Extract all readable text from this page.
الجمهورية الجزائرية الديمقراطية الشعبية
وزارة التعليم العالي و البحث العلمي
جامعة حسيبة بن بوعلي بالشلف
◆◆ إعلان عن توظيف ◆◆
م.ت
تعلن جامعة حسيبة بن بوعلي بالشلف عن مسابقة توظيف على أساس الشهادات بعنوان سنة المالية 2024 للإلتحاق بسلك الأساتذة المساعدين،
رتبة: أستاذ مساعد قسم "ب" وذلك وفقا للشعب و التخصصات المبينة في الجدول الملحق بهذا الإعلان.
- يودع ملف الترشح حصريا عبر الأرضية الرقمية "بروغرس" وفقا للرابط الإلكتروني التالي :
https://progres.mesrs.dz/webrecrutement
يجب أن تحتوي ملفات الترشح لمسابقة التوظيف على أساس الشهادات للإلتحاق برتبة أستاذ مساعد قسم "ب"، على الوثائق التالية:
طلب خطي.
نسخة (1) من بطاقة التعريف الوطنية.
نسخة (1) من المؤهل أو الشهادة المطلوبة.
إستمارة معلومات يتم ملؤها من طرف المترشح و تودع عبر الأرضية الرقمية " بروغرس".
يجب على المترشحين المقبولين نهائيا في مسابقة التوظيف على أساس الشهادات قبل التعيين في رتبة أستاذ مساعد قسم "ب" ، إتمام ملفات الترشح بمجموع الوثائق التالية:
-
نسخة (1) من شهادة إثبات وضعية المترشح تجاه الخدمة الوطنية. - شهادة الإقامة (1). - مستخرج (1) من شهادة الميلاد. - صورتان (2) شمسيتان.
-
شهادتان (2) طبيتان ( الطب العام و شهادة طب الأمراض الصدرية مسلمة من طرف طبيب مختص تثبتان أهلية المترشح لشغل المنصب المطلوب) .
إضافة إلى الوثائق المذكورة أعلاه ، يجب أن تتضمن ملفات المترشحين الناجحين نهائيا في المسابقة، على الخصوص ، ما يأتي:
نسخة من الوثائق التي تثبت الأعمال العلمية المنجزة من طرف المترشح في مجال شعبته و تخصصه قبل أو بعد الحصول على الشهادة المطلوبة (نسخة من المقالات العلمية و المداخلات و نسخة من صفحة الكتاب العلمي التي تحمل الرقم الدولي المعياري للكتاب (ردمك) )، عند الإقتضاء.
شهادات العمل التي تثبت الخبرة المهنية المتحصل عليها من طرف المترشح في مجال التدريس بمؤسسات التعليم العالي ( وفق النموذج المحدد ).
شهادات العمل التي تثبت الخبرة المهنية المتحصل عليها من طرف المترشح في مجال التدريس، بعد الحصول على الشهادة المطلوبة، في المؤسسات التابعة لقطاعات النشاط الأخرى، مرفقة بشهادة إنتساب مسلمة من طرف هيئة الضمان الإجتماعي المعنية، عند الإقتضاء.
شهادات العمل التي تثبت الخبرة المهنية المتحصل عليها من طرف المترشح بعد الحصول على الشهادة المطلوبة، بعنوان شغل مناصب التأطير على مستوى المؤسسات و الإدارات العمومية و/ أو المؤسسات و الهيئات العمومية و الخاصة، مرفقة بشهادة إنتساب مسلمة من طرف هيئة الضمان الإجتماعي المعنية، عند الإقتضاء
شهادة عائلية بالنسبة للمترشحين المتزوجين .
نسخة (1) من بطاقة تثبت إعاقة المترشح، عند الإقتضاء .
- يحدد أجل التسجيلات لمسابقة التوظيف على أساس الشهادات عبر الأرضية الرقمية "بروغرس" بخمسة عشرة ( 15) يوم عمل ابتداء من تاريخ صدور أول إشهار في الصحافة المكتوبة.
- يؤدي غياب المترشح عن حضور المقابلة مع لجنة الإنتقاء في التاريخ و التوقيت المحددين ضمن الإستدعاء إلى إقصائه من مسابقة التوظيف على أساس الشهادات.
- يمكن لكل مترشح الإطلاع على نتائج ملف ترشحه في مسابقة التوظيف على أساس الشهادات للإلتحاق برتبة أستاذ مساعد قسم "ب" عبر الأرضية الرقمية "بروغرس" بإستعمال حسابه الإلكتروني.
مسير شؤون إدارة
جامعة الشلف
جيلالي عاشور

____________________

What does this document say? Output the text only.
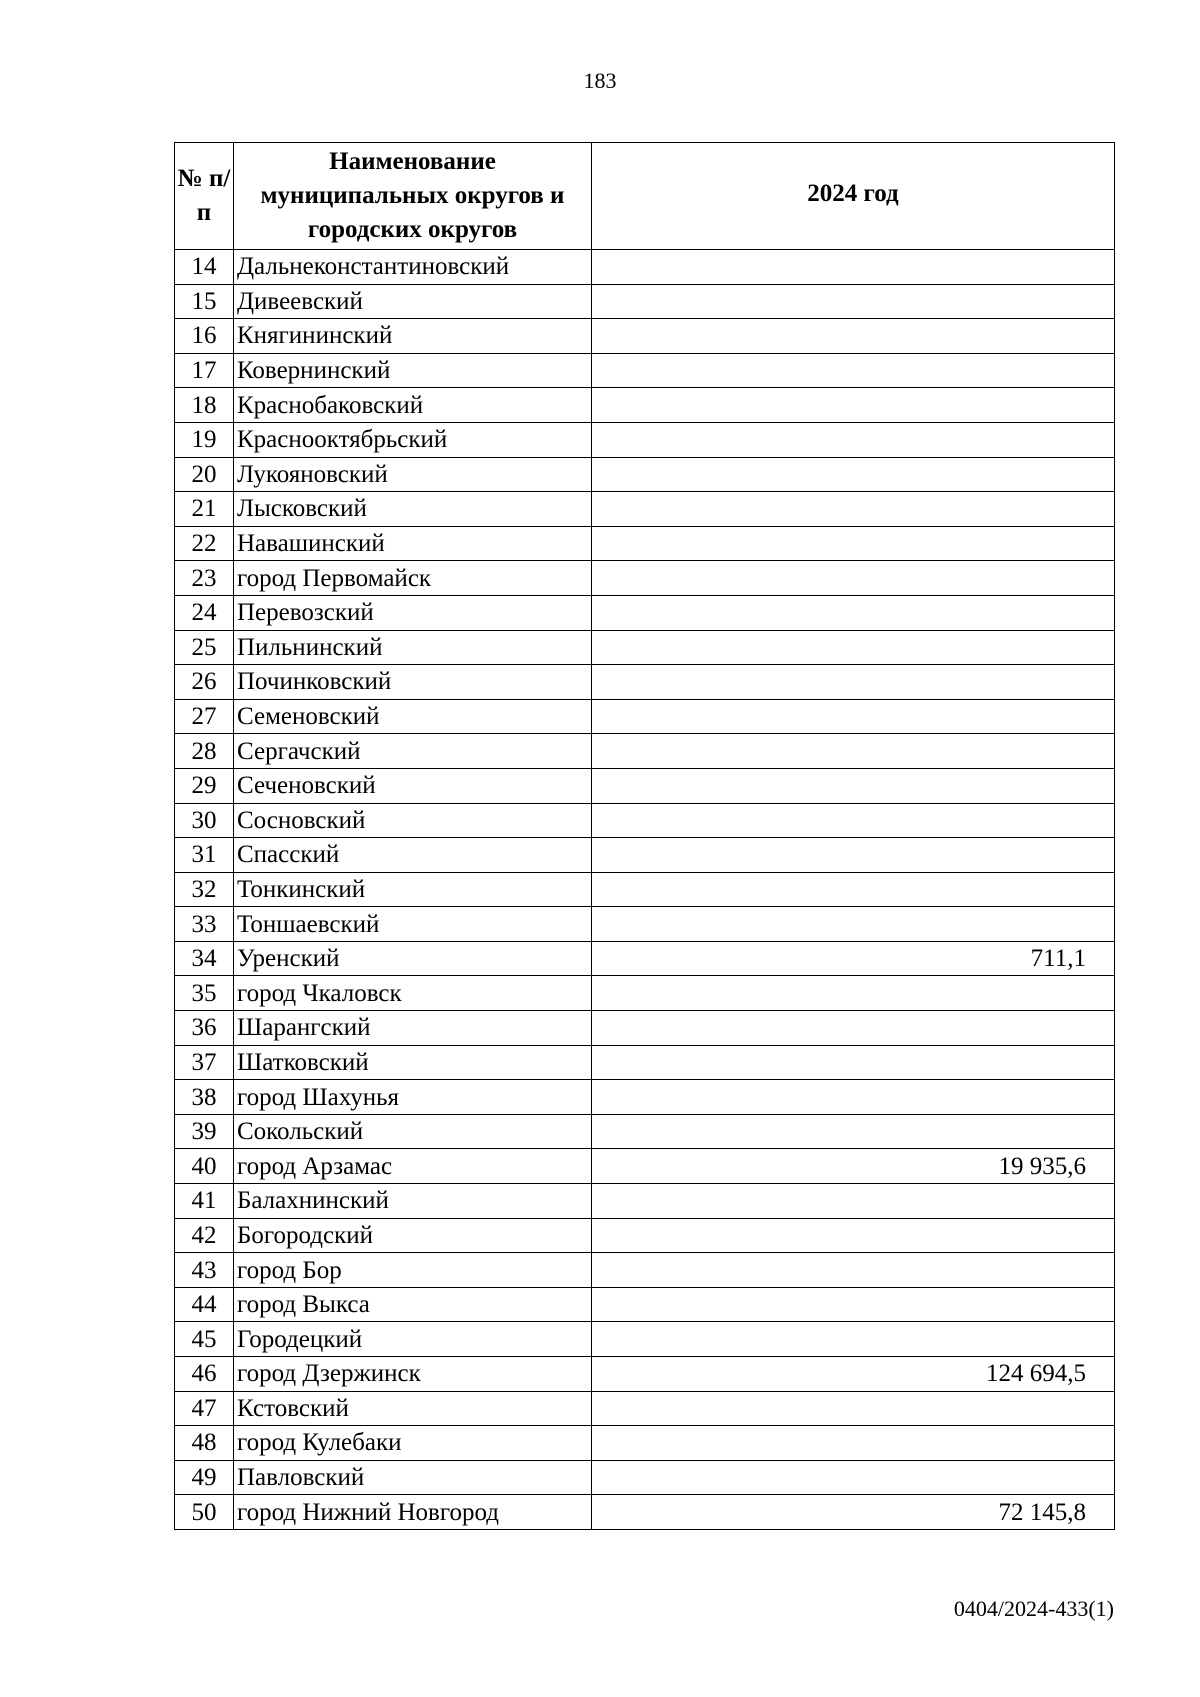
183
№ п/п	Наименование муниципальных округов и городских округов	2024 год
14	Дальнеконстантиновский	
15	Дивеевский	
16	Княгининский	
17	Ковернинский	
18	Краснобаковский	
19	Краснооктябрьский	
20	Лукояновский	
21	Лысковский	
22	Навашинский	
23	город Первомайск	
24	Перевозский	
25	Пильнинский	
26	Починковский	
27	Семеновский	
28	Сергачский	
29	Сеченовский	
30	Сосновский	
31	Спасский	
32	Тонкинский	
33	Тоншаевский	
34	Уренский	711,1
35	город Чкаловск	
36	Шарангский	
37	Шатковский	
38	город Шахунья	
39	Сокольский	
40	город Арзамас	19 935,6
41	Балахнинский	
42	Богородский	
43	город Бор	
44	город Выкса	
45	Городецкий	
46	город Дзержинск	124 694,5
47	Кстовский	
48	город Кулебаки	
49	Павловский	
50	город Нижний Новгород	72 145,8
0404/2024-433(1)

____________________

* Your objective
Pick each line holding the word "حسيبة" out of the data and copy it.

* Output below
جامعة حسيبة بن بوعلي بالشلف
تعلن جامعة حسيبة بن بوعلي بالشلف عن مسابقة توظيف على أساس الشهادات بعنوان سنة المالية 2024 للإلتحاق بسلك الأساتذة المساعدين،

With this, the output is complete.